» **Written task**
Output each entry exactly; skip nothing.

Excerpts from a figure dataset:
■ ■ ■ ■ ■ ■ ■

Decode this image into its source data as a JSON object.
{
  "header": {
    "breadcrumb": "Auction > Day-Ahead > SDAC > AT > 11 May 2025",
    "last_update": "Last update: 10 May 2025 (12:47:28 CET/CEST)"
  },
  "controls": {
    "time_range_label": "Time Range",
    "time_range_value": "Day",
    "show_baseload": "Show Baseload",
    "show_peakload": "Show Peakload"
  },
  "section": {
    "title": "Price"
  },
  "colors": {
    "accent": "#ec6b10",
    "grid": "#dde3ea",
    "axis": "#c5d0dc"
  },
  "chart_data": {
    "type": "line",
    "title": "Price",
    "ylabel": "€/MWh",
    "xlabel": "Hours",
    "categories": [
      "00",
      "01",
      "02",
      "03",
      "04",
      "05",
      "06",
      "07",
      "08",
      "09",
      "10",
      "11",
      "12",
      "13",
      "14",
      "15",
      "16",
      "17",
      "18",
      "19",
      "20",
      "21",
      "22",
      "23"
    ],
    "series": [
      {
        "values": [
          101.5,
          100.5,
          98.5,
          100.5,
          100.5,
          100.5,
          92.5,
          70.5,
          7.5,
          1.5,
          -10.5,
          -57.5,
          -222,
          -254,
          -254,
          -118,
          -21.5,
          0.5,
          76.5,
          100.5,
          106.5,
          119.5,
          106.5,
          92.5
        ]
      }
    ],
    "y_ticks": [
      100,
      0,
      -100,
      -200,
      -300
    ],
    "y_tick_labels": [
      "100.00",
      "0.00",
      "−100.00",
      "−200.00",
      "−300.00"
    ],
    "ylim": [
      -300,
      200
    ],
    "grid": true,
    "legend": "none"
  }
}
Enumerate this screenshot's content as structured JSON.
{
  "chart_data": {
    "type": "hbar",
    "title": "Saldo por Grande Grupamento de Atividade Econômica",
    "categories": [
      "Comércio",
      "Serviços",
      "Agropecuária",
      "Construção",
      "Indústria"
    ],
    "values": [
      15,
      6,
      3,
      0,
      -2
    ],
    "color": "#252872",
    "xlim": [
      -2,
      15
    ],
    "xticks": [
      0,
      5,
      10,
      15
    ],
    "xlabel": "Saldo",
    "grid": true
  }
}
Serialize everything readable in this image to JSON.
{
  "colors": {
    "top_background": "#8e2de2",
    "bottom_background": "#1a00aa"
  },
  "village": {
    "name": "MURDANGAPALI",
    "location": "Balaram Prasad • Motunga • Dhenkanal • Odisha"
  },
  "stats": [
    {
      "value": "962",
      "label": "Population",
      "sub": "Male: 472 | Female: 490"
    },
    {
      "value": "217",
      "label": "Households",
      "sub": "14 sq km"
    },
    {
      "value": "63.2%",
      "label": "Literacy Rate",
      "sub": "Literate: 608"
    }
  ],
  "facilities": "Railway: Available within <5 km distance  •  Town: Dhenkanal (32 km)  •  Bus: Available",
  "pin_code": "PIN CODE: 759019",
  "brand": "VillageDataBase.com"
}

■ ■ ■ ■ ■ ■ ■

» **Problem solution**
Decode this image into its source data as a JSON object.
{
  "header": {
    "breadcrumb": "Auction > Day-Ahead > SDAC > AT > 11 May 2025",
    "last_update": "Last update: 10 May 2025 (12:47:28 CET/CEST)"
  },
  "controls": {
    "time_range_label": "Time Range",
    "time_range_value": "Day",
    "show_baseload": "Show Baseload",
    "show_peakload": "Show Peakload"
  },
  "section": {
    "title": "Price"
  },
  "colors": {
    "accent": "#ec6b10",
    "grid": "#dde3ea",
    "axis": "#c5d0dc"
  },
  "chart_data": {
    "type": "line",
    "title": "Price",
    "ylabel": "€/MWh",
    "xlabel": "Hours",
    "categories": [
      "00",
      "01",
      "02",
      "03",
      "04",
      "05",
      "06",
      "07",
      "08",
      "09",
      "10",
      "11",
      "12",
      "13",
      "14",
      "15",
      "16",
      "17",
      "18",
      "19",
      "20",
      "21",
      "22",
      "23"
    ],
    "series": [
      {
        "values": [
          101.5,
          100.5,
          98.5,
          100.5,
          100.5,
          100.5,
          92.5,
          70.5,
          7.5,
          1.5,
          -10.5,
          -57.5,
          -222,
          -254,
          -254,
          -118,
          -21.5,
          0.5,
          76.5,
          100.5,
          106.5,
          119.5,
          106.5,
          92.5
        ]
      }
    ],
    "y_ticks": [
      100,
      0,
      -100,
      -200,
      -300
    ],
    "y_tick_labels": [
      "100.00",
      "0.00",
      "−100.00",
      "−200.00",
      "−300.00"
    ],
    "ylim": [
      -300,
      200
    ],
    "grid": true,
    "legend": "none"
  }
}
Enumerate this screenshot's content as structured JSON.
{
  "chart_data": {
    "type": "hbar",
    "title": "Saldo por Grande Grupamento de Atividade Econômica",
    "categories": [
      "Comércio",
      "Serviços",
      "Agropecuária",
      "Construção",
      "Indústria"
    ],
    "values": [
      15,
      6,
      3,
      0,
      -2
    ],
    "color": "#252872",
    "xlim": [
      -2,
      15
    ],
    "xticks": [
      0,
      5,
      10,
      15
    ],
    "xlabel": "Saldo",
    "grid": true
  }
}
Serialize everything readable in this image to JSON.
{
  "colors": {
    "top_background": "#8e2de2",
    "bottom_background": "#1a00aa"
  },
  "village": {
    "name": "MURDANGAPALI",
    "location": "Balaram Prasad • Motunga • Dhenkanal • Odisha"
  },
  "stats": [
    {
      "value": "962",
      "label": "Population",
      "sub": "Male: 472 | Female: 490"
    },
    {
      "value": "217",
      "label": "Households",
      "sub": "14 sq km"
    },
    {
      "value": "63.2%",
      "label": "Literacy Rate",
      "sub": "Literate: 608"
    }
  ],
  "facilities": "Railway: Available within <5 km distance  •  Town: Dhenkanal (32 km)  •  Bus: Available",
  "pin_code": "PIN CODE: 759019",
  "brand": "VillageDataBase.com"
}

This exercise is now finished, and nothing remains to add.